De stille werkers aan de natuur staan onder vele namen
bekend. Deze bijvoorbeeld: kabouters, kobolden, elfen,
nimfen, eenhoorns, salamanders, vuurgeesten, sylfen,
undinen, gnomen of wortelwezens. Aangezien de
natuurwezens elk verbonden zijn met één van de vier
elementen, worden ze ook wel de elementenwezens
genoemd. De natuurwezens zijn geestelijke wezens die
door engelen worden geleid.
Ik werk bij een firma, zei een natuurwezen, die haar
hoofdkwartier in de geestelijke wereld heeft.
➣ In sprookjes spelen de natuurwezens een belangrijke
rol. Denk bijvoorbeeld aan het sprookje van Sneeuwwitje
en de zeven dwergen: de dwergen zorgen voor orde en
regelmaat en zorgen vol liefde voor Sneeuwwitje.
➣ In de Edda de Scandinavische mythologie, krijgt de
god Freyr bij het wisselen van zijn eerste tand als
geschenk Alfenheim, het huis van de elfjes.

----

- _OPDRACHT 1_:
Vertaal de volgende zin uit de tekst over natuurwezens in het Engels: "De natuurwezens zijn geestelijke wezens die door engelen worden geleid."
- _OPDRACHT 2_:
Wijzig in de vermeldingen "row-separator" in "row-divider" en geef de regels verder ongewijzigd weer. Begin bij de eerste regel van de vermeldingen en stop na de regel met "can-icon bbox=[217, 354, 229, 369]".

- _GEGEVENSGEDEELTE_:
----

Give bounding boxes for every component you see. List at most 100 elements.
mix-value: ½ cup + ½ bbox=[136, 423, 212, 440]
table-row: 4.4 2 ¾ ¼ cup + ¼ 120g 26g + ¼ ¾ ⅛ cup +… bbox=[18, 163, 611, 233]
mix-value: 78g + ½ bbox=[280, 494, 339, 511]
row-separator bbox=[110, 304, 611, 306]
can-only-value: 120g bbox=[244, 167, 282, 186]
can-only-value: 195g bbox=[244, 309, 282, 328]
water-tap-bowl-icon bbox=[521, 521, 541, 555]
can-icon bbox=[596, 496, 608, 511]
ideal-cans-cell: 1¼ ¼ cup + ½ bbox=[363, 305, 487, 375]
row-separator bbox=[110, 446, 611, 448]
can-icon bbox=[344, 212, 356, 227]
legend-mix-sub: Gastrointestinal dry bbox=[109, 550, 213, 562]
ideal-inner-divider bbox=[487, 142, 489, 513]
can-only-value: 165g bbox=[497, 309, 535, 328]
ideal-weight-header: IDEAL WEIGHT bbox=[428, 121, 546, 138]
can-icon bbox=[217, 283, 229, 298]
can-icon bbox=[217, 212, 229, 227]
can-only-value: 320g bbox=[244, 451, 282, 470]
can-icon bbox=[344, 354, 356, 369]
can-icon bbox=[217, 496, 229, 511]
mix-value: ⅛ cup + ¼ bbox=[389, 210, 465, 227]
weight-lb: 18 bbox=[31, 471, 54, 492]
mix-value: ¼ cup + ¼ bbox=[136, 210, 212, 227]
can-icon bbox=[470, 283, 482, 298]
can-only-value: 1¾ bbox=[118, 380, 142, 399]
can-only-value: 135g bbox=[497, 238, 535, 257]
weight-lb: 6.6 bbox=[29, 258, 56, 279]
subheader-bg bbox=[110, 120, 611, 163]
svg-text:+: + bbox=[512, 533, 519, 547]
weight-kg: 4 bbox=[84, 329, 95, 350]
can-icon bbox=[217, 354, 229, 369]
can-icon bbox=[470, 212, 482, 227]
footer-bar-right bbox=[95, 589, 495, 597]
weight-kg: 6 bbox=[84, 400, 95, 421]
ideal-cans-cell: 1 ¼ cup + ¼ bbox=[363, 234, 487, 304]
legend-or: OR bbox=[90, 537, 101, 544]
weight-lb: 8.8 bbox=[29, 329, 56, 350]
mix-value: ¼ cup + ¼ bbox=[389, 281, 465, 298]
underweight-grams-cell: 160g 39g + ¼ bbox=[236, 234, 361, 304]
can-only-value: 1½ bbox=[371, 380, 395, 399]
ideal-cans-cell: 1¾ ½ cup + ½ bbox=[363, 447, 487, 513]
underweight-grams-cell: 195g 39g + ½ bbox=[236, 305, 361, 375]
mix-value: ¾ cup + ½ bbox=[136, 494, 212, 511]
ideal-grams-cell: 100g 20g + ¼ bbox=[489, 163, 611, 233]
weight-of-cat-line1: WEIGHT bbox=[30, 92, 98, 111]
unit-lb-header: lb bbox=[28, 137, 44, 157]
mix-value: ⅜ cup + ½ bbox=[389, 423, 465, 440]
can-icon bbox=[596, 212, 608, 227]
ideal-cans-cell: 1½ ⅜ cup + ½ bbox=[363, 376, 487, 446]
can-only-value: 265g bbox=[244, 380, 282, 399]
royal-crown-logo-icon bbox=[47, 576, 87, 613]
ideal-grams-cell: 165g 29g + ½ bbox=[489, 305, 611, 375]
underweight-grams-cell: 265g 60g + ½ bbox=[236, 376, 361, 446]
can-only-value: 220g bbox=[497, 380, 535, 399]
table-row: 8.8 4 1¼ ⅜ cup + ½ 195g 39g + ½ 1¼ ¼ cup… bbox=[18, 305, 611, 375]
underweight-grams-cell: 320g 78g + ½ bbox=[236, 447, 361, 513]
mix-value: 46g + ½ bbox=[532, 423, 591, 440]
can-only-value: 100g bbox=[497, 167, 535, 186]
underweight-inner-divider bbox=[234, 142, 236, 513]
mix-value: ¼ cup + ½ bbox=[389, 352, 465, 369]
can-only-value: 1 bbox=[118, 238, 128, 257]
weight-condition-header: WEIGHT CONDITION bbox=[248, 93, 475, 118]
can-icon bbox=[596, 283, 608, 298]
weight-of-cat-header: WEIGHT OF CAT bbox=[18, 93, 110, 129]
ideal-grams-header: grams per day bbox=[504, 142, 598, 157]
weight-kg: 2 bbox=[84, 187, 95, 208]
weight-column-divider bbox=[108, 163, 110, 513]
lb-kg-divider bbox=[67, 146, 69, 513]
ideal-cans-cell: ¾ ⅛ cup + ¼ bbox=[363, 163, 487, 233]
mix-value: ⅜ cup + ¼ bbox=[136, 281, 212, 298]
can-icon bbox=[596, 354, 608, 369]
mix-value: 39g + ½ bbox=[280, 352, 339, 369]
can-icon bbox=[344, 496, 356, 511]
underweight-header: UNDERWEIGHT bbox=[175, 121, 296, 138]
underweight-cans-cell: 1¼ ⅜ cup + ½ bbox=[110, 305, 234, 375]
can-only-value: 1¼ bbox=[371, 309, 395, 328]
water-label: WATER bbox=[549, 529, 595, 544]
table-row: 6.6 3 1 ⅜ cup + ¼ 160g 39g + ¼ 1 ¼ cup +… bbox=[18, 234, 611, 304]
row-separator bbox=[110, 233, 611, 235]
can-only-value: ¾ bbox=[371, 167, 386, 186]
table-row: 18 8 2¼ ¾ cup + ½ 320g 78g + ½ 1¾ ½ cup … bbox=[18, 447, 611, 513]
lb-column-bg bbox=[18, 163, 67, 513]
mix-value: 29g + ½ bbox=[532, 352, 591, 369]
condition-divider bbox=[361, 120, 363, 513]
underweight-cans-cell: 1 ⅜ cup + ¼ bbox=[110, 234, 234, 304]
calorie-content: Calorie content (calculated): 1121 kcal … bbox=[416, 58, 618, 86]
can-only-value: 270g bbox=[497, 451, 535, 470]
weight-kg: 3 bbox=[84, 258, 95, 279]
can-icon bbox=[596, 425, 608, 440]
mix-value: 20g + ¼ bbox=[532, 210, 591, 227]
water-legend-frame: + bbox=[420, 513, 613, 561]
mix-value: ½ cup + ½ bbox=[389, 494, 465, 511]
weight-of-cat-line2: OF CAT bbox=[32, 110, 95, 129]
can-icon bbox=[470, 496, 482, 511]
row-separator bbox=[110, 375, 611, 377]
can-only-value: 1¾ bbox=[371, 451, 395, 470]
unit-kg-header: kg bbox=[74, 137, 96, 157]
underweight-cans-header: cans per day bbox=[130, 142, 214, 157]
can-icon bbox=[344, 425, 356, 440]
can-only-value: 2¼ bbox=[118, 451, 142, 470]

----

- _UITWERKING 1_:
The nature beings are spiritual beings that are guided by angels.

- _UITWERKING 2_:
Give bounding boxes for every component you see. List at most 100 elements.
mix-value: ½ cup + ½ bbox=[136, 423, 212, 440]
table-row: 4.4 2 ¾ ¼ cup + ¼ 120g 26g + ¼ ¾ ⅛ cup +… bbox=[18, 163, 611, 233]
mix-value: 78g + ½ bbox=[280, 494, 339, 511]
row-divider bbox=[110, 304, 611, 306]
can-only-value: 120g bbox=[244, 167, 282, 186]
can-only-value: 195g bbox=[244, 309, 282, 328]
water-tap-bowl-icon bbox=[521, 521, 541, 555]
can-icon bbox=[596, 496, 608, 511]
ideal-cans-cell: 1¼ ¼ cup + ½ bbox=[363, 305, 487, 375]
row-divider bbox=[110, 446, 611, 448]
can-icon bbox=[344, 212, 356, 227]
legend-mix-sub: Gastrointestinal dry bbox=[109, 550, 213, 562]
ideal-inner-divider bbox=[487, 142, 489, 513]
can-only-value: 165g bbox=[497, 309, 535, 328]
ideal-weight-header: IDEAL WEIGHT bbox=[428, 121, 546, 138]
can-icon bbox=[217, 283, 229, 298]
can-icon bbox=[217, 212, 229, 227]
can-only-value: 320g bbox=[244, 451, 282, 470]
can-icon bbox=[344, 354, 356, 369]
can-icon bbox=[217, 496, 229, 511]
mix-value: ⅛ cup + ¼ bbox=[389, 210, 465, 227]
weight-lb: 18 bbox=[31, 471, 54, 492]
mix-value: ¼ cup + ¼ bbox=[136, 210, 212, 227]
can-icon bbox=[470, 283, 482, 298]
can-only-value: 1¾ bbox=[118, 380, 142, 399]
can-only-value: 135g bbox=[497, 238, 535, 257]
weight-lb: 6.6 bbox=[29, 258, 56, 279]
subheader-bg bbox=[110, 120, 611, 163]
svg-text:+: + bbox=[512, 533, 519, 547]
weight-kg: 4 bbox=[84, 329, 95, 350]
can-icon bbox=[217, 354, 229, 369]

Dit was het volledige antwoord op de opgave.